■ **Given problem**: Select all lines holding the word "interno" from the entries that follow.

■ **Data**:
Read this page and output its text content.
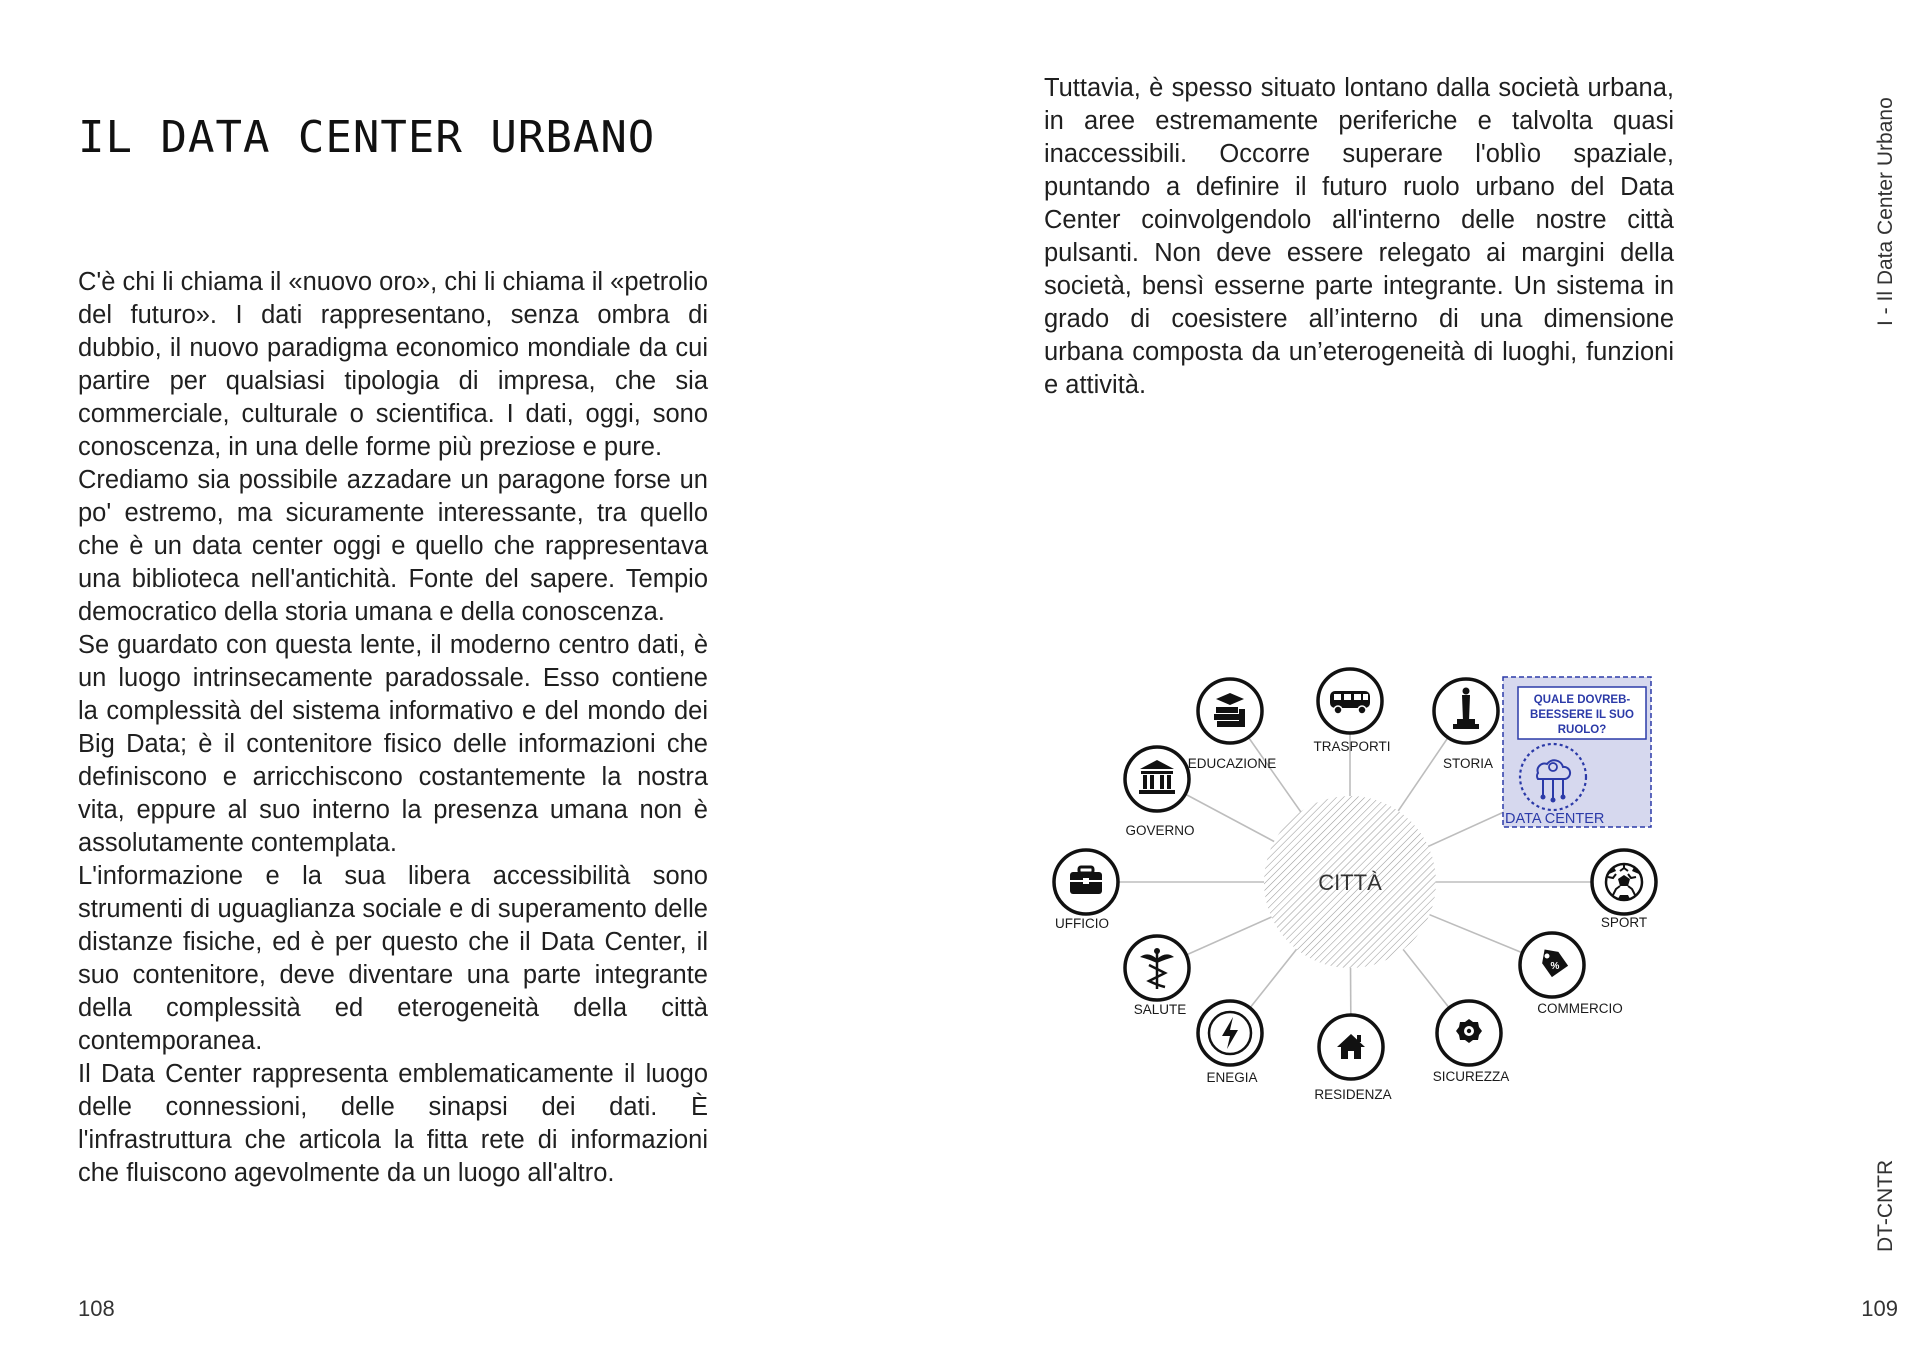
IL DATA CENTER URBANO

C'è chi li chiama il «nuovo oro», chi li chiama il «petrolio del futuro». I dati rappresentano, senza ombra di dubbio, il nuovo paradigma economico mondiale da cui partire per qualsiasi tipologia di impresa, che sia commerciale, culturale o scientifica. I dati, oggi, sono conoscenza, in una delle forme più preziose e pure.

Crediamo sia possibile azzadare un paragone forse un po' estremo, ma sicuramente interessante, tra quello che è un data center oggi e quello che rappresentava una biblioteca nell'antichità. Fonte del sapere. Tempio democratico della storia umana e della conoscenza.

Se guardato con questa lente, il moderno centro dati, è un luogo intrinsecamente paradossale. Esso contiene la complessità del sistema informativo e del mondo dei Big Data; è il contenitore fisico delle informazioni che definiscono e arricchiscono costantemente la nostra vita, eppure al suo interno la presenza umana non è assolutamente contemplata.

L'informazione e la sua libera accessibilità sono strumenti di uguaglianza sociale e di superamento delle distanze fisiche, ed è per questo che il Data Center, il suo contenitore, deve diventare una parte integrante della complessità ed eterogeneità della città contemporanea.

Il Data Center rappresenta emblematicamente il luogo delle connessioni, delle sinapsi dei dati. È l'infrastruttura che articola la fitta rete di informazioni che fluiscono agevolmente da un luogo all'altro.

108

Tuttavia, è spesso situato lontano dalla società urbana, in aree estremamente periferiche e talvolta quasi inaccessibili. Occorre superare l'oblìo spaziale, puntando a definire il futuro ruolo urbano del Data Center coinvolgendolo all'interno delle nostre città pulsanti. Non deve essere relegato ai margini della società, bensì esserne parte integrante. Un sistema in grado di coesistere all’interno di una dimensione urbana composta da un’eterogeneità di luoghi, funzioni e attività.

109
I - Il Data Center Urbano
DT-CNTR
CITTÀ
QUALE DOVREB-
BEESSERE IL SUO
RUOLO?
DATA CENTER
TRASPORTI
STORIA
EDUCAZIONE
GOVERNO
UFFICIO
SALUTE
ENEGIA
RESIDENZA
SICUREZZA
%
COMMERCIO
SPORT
* * *
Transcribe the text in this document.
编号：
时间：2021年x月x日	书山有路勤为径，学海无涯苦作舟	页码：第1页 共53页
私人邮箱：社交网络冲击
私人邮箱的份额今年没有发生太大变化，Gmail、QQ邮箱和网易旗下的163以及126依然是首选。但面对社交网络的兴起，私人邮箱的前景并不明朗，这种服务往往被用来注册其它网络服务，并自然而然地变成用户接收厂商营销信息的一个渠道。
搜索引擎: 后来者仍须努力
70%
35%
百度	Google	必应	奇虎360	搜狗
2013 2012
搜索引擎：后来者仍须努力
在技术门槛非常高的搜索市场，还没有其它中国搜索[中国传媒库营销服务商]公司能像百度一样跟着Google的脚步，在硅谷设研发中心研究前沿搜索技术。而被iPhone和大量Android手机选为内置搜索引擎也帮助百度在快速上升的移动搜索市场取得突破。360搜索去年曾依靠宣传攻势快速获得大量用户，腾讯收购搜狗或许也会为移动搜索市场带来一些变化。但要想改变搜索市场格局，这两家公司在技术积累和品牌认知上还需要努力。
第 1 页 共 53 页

■ **Solution for this exercise**:
Se guardato con questa lente, il moderno centro dati, è un luogo intrinsecamente paradossale. Esso contiene la complessità del sistema informativo e del mondo dei Big Data; è il contenitore fisico delle informazioni che definiscono e arricchiscono costantemente la nostra vita, eppure al suo interno la presenza umana non è assolutamente contemplata.
Tuttavia, è spesso situato lontano dalla società urbana, in aree estremamente periferiche e talvolta quasi inaccessibili. Occorre superare l'oblìo spaziale, puntando a definire il futuro ruolo urbano del Data Center coinvolgendolo all'interno delle nostre città pulsanti. Non deve essere relegato ai margini della società, bensì esserne parte integrante. Un sistema in grado di coesistere all’interno di una dimensione urbana composta da un’eterogeneità di luoghi, funzioni e attività.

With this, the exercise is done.